Begin

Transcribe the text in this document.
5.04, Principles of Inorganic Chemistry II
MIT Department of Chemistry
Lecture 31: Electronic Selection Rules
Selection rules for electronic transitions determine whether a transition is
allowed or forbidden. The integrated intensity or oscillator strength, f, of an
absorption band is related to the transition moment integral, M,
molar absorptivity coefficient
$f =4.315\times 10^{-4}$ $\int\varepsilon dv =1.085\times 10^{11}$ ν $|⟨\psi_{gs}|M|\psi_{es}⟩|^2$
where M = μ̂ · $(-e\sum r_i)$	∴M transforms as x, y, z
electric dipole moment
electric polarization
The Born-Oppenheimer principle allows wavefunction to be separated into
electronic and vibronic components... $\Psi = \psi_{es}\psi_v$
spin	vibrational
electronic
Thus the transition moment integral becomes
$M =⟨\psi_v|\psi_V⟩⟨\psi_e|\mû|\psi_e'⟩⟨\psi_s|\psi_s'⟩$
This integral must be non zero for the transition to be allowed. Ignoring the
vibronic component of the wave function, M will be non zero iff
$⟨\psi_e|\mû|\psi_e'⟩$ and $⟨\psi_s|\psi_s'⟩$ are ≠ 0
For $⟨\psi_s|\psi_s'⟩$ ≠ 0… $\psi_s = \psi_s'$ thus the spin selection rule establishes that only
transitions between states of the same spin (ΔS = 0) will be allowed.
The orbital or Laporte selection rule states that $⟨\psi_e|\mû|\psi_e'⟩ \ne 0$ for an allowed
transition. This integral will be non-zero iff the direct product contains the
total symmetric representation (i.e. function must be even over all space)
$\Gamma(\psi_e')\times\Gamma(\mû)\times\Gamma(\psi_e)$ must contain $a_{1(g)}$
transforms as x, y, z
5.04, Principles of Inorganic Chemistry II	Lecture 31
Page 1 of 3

End

#### DESCRIPTION OF THE TASK:
Write out every line from the records above, word for word.

#### FINISHED EXERCISE:
Transcribe the text in this document.
5.04, Principles of Inorganic Chemistry II
MIT Department of Chemistry
Lecture 31: Electronic Selection Rules
Selection rules for electronic transitions determine whether a transition is
allowed or forbidden. The integrated intensity or oscillator strength, f, of an
absorption band is related to the transition moment integral, M,
molar absorptivity coefficient
$f =4.315\times 10^{-4}$ $\int\varepsilon dv =1.085\times 10^{11}$ ν $|⟨\psi_{gs}|M|\psi_{es}⟩|^2$
where M = μ̂ · $(-e\sum r_i)$	∴M transforms as x, y, z
electric dipole moment
electric polarization
The Born-Oppenheimer principle allows wavefunction to be separated into
electronic and vibronic components... $\Psi = \psi_{es}\psi_v$
spin	vibrational
electronic
Thus the transition moment integral becomes
$M =⟨\psi_v|\psi_V⟩⟨\psi_e|\mû|\psi_e'⟩⟨\psi_s|\psi_s'⟩$
This integral must be non zero for the transition to be allowed. Ignoring the
vibronic component of the wave function, M will be non zero iff
$⟨\psi_e|\mû|\psi_e'⟩$ and $⟨\psi_s|\psi_s'⟩$ are ≠ 0
For $⟨\psi_s|\psi_s'⟩$ ≠ 0… $\psi_s = \psi_s'$ thus the spin selection rule establishes that only
transitions between states of the same spin (ΔS = 0) will be allowed.
The orbital or Laporte selection rule states that $⟨\psi_e|\mû|\psi_e'⟩ \ne 0$ for an allowed
transition. This integral will be non-zero iff the direct product contains the
total symmetric representation (i.e. function must be even over all space)
$\Gamma(\psi_e')\times\Gamma(\mû)\times\Gamma(\psi_e)$ must contain $a_{1(g)}$
transforms as x, y, z
5.04, Principles of Inorganic Chemistry II	Lecture 31
Page 1 of 3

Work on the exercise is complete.